What is the number of lines containing "JSON"? Give only that number.

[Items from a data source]
_ _ _
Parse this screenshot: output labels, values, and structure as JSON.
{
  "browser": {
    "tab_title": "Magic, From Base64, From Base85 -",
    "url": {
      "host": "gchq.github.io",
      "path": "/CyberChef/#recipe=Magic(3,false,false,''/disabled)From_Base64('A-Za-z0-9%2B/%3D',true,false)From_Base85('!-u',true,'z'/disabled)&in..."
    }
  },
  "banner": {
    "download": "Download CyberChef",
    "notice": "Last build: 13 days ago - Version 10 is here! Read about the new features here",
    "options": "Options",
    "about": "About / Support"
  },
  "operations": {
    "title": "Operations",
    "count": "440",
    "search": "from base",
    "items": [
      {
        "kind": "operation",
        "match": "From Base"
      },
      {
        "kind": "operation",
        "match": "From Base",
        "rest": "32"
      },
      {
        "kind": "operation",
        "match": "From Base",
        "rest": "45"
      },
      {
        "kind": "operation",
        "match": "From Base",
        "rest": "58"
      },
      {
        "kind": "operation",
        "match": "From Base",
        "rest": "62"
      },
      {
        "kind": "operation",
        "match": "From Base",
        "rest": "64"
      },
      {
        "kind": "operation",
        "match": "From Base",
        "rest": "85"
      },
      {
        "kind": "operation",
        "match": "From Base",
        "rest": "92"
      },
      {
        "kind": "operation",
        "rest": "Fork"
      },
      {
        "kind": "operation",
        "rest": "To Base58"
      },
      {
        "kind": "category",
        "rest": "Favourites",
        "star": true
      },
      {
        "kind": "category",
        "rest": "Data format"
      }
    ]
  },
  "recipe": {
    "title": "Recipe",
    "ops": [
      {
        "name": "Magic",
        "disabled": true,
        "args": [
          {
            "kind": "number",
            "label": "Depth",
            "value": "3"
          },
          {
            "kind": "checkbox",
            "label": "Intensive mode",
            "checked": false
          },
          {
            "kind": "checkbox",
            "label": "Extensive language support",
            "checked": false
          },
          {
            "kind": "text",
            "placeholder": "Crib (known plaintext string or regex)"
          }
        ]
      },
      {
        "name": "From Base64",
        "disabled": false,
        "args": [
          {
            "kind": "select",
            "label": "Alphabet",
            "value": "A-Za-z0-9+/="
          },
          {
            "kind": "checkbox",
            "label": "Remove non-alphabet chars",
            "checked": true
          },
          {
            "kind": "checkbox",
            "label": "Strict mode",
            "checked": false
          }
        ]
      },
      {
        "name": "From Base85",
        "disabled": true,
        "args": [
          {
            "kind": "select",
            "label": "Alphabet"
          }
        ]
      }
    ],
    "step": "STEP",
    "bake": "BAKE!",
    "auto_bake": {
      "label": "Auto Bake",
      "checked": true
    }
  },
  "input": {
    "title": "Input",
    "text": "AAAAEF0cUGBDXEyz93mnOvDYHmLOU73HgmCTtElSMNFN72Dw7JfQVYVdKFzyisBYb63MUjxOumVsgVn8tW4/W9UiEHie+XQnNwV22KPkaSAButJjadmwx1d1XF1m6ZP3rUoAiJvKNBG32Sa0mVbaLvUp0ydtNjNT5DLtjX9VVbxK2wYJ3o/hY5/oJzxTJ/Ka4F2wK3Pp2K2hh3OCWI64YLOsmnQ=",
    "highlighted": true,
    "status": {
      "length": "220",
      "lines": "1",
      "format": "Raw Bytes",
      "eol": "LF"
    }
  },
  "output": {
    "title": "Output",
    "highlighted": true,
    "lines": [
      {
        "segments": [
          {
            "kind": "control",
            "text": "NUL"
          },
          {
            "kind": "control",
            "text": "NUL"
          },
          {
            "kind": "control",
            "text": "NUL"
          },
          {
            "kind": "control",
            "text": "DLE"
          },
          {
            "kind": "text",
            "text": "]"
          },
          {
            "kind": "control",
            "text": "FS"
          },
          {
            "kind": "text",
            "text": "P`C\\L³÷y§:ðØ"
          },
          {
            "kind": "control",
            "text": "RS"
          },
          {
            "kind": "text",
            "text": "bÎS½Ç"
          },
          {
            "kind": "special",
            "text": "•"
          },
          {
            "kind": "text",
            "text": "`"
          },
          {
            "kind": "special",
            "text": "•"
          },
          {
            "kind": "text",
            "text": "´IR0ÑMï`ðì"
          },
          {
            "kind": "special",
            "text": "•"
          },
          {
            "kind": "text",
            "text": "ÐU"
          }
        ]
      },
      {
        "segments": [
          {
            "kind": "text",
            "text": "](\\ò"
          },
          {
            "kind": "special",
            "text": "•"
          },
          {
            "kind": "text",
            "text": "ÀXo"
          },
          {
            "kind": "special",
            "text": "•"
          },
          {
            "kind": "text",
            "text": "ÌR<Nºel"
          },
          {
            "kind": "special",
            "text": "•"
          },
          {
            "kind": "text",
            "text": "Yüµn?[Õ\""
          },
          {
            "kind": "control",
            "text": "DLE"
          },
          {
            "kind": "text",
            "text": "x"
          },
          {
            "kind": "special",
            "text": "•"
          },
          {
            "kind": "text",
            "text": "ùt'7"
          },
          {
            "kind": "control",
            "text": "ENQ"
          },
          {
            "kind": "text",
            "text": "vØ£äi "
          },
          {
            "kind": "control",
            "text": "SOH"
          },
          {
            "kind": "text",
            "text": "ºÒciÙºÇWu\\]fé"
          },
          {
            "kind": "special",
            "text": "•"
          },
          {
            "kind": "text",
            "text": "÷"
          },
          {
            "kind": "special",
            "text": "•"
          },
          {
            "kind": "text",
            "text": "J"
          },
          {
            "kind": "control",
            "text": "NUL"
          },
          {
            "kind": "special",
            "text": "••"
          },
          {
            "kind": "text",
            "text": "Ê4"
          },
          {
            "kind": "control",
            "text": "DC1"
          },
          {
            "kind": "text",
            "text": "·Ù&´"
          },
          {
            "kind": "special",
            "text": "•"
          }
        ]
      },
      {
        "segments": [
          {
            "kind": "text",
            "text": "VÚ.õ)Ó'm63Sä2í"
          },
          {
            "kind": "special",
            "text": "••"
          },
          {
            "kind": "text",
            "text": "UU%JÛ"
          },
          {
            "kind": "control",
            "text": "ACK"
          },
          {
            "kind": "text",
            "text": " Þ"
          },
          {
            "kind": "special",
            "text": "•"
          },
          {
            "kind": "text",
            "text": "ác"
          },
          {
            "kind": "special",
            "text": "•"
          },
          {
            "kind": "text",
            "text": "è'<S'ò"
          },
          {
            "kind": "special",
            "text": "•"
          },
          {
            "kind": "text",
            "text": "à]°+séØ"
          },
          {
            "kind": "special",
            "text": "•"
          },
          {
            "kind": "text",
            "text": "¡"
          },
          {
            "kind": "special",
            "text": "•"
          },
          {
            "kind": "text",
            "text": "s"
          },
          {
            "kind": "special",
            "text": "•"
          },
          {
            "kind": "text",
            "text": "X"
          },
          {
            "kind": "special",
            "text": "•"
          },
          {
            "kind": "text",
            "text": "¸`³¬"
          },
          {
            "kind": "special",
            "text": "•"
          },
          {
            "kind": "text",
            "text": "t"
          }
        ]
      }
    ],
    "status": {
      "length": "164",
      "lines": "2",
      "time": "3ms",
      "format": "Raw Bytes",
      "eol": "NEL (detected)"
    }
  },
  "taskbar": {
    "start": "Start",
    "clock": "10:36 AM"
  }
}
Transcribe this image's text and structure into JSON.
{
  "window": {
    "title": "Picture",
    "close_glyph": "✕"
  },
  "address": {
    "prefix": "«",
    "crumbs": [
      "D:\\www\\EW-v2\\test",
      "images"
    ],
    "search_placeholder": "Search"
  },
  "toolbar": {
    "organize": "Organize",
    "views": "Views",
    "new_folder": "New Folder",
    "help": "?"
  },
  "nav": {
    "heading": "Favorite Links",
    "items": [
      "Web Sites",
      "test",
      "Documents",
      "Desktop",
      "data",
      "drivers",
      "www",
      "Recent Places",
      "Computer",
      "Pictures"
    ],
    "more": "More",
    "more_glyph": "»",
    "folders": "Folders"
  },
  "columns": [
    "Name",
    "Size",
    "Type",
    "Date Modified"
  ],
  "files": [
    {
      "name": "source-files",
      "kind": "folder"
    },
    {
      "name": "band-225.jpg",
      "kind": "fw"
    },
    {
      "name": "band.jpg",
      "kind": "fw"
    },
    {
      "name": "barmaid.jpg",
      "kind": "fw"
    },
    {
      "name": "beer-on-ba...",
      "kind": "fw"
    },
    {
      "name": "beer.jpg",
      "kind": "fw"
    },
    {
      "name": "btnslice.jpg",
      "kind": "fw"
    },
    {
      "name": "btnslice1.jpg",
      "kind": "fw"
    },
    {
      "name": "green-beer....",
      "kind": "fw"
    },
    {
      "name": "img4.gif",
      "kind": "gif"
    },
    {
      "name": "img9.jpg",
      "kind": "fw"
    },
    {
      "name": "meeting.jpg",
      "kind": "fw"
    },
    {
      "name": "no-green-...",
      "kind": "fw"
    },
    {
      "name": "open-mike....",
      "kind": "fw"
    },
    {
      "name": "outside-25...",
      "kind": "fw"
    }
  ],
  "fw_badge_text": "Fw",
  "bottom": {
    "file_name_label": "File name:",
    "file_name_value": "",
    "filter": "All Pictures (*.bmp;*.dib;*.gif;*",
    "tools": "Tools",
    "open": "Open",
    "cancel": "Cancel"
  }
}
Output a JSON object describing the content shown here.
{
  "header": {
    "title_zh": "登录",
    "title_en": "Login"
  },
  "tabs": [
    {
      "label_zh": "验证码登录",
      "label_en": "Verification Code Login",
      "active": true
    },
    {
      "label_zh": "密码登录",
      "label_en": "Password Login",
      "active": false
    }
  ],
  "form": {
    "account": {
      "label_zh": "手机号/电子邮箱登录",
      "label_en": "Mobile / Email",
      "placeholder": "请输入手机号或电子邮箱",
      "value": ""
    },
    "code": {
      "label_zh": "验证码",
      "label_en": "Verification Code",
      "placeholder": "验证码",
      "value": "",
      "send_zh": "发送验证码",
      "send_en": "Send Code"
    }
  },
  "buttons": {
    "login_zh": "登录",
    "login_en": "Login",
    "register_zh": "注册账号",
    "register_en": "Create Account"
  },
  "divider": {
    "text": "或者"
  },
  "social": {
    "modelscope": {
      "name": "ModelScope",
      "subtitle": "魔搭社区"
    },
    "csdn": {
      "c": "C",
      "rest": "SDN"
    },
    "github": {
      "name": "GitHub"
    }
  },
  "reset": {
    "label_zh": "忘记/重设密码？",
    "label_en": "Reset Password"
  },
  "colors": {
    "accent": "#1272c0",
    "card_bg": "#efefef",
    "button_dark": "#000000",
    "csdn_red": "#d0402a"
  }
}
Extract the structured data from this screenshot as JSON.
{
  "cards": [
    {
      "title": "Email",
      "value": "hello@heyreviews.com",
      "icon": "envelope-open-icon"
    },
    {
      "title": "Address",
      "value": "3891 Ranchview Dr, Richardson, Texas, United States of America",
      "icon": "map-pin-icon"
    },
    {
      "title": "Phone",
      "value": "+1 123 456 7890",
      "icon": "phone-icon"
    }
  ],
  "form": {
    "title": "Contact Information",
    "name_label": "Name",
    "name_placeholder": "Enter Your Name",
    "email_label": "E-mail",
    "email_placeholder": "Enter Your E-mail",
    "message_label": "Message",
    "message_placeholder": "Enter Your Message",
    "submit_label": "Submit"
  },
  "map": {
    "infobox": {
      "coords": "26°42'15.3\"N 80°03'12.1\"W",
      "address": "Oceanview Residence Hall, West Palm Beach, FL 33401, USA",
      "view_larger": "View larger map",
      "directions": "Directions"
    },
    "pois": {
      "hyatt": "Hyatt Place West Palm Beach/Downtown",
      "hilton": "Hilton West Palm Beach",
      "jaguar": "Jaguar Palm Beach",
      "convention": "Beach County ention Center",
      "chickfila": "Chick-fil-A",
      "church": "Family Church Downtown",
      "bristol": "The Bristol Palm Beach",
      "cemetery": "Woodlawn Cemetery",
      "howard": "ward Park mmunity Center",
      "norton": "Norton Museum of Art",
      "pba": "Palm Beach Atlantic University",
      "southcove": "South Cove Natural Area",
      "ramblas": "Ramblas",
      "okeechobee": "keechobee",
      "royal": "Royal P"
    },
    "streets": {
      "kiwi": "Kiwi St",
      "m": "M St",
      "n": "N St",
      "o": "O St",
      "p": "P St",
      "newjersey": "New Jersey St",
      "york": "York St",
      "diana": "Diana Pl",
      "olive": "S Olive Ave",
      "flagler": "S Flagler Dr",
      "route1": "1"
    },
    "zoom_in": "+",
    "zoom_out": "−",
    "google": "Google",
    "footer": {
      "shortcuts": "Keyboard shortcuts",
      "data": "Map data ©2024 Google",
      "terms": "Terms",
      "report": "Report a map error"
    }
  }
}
_ _ _
> _The completed task_
4